[Collected data entries]
══════

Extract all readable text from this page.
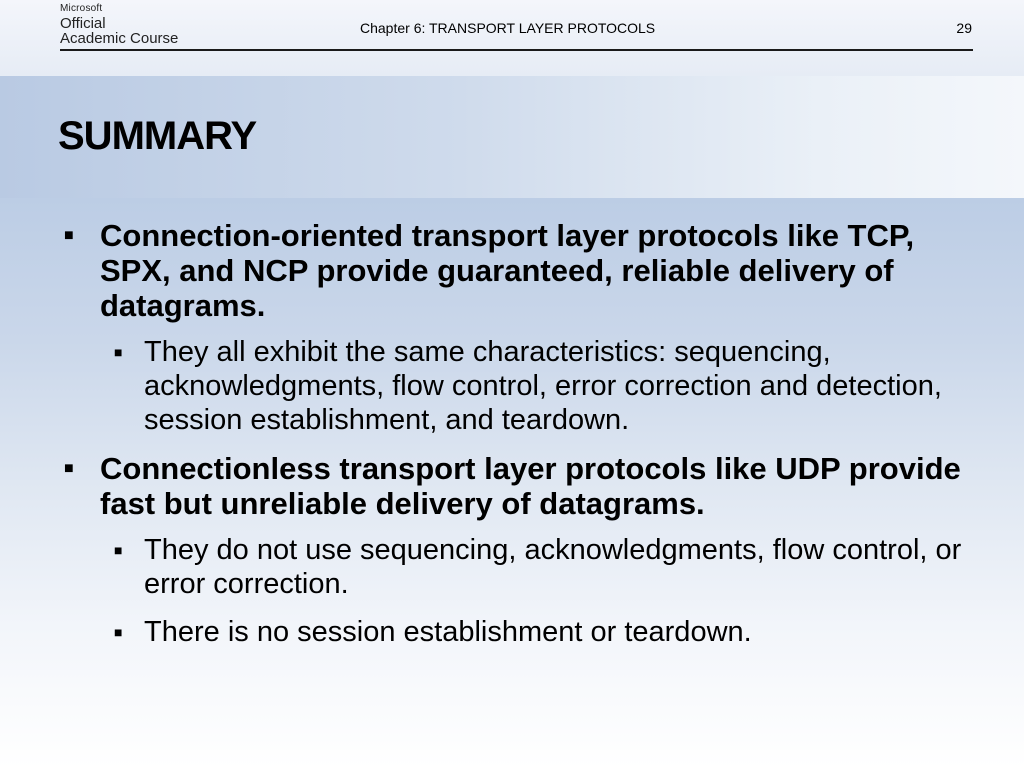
Microsoft
Official
Academic Course
Chapter 6: TRANSPORT LAYER PROTOCOLS	29
SUMMARY
■ Connection-oriented transport layer protocols like TCP, SPX, and NCP provide guaranteed, reliable delivery of datagrams.
■ They all exhibit the same characteristics: sequencing, acknowledgments, flow control, error correction and detection, session establishment, and teardown.
■ Connectionless transport layer protocols like UDP provide fast but unreliable delivery of datagrams.
■ They do not use sequencing, acknowledgments, flow control, or error correction.
■ There is no session establishment or teardown.
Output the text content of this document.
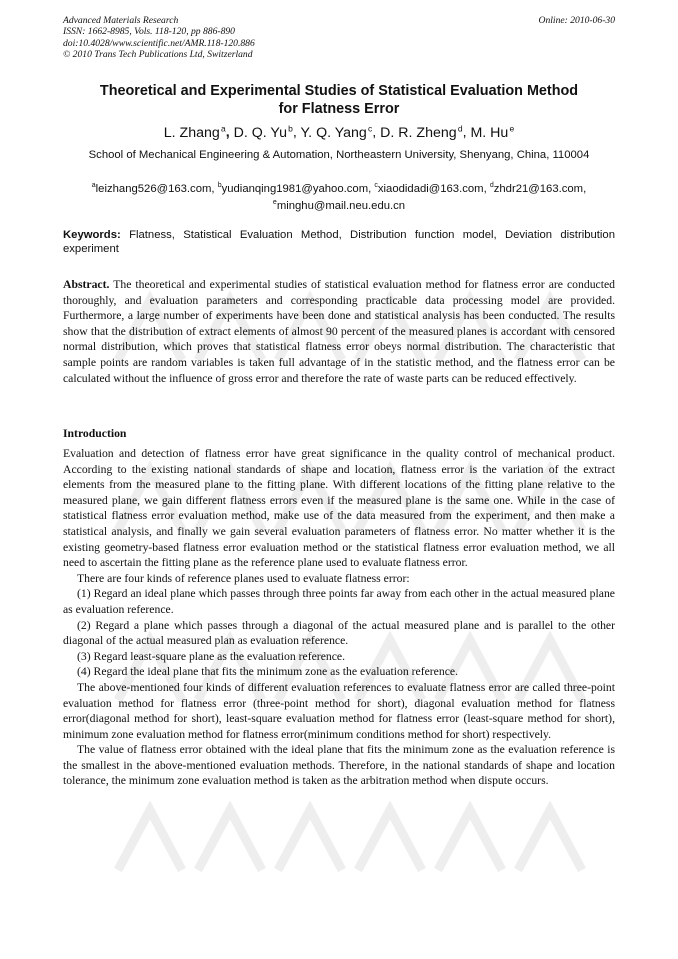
Advanced Materials Research
ISSN: 1662-8985, Vols. 118-120, pp 886-890
doi:10.4028/www.scientific.net/AMR.118-120.886
© 2010 Trans Tech Publications Ltd, Switzerland
Online: 2010-06-30
Theoretical and Experimental Studies of Statistical Evaluation Method
for Flatness Error
L. Zhang $^a$, D. Q. Yu $^b$, Y. Q. Yang $^c$, D. R. Zheng $^d$, M. Hu $^e$
School of Mechanical Engineering & Automation, Northeastern University, Shenyang, China, 110004
$^a$leizhang526@163.com, $^b$yudianqing1981@yahoo.com, $^c$xiaodidadi@163.com, $^d$zhdr21@163.com,
$^e$minghu@mail.neu.edu.cn
Keywords: Flatness, Statistical Evaluation Method, Distribution function model, Deviation distribution experiment
Abstract. The theoretical and experimental studies of statistical evaluation method for flatness error are conducted thoroughly, and evaluation parameters and corresponding practicable data processing model are provided. Furthermore, a large number of experiments have been done and statistical analysis has been conducted. The results show that the distribution of extract elements of almost 90 percent of the measured planes is accordant with censored normal distribution, which proves that statistical flatness error obeys normal distribution. The characteristic that sample points are random variables is taken full advantage of in the statistic method, and the flatness error can be calculated without the influence of gross error and therefore the rate of waste parts can be reduced effectively.
Introduction

Evaluation and detection of flatness error have great significance in the quality control of mechanical product. According to the existing national standards of shape and location, flatness error is the variation of the extract elements from the measured plane to the fitting plane. With different locations of the fitting plane relative to the measured plane, we gain different flatness errors even if the measured plane is the same one. While in the case of statistical flatness error evaluation method, make use of the data measured from the experiment, and then make a statistical analysis, and finally we gain several evaluation parameters of flatness error. No matter whether it is the existing geometry-based flatness error evaluation method or the statistical flatness error evaluation method, we all need to ascertain the fitting plane as the reference plane used to evaluate flatness error.

There are four kinds of reference planes used to evaluate flatness error:

(1) Regard an ideal plane which passes through three points far away from each other in the actual measured plane as evaluation reference.

(2) Regard a plane which passes through a diagonal of the actual measured plane and is parallel to the other diagonal of the actual measured plan as evaluation reference.

(3) Regard least-square plane as the evaluation reference.

(4) Regard the ideal plane that fits the minimum zone as the evaluation reference.

The above-mentioned four kinds of different evaluation references to evaluate flatness error are called three-point evaluation method for flatness error (three-point method for short), diagonal evaluation method for flatness error(diagonal method for short), least-square evaluation method for flatness error (least-square method for short), minimum zone evaluation method for flatness error(minimum conditions method for short) respectively.

The value of flatness error obtained with the ideal plane that fits the minimum zone as the evaluation reference is the smallest in the above-mentioned evaluation methods. Therefore, in the national standards of shape and location tolerance, the minimum zone evaluation method is taken as the arbitration method when dispute occurs.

══════

What is asked: Extract each line from the entries above that contains the string "like".

Exercise solution:
■ Connection-oriented transport layer protocols like TCP, SPX, and NCP provide guaranteed, reliable delivery of datagrams.
■ Connectionless transport layer protocols like UDP provide fast but unreliable delivery of datagrams.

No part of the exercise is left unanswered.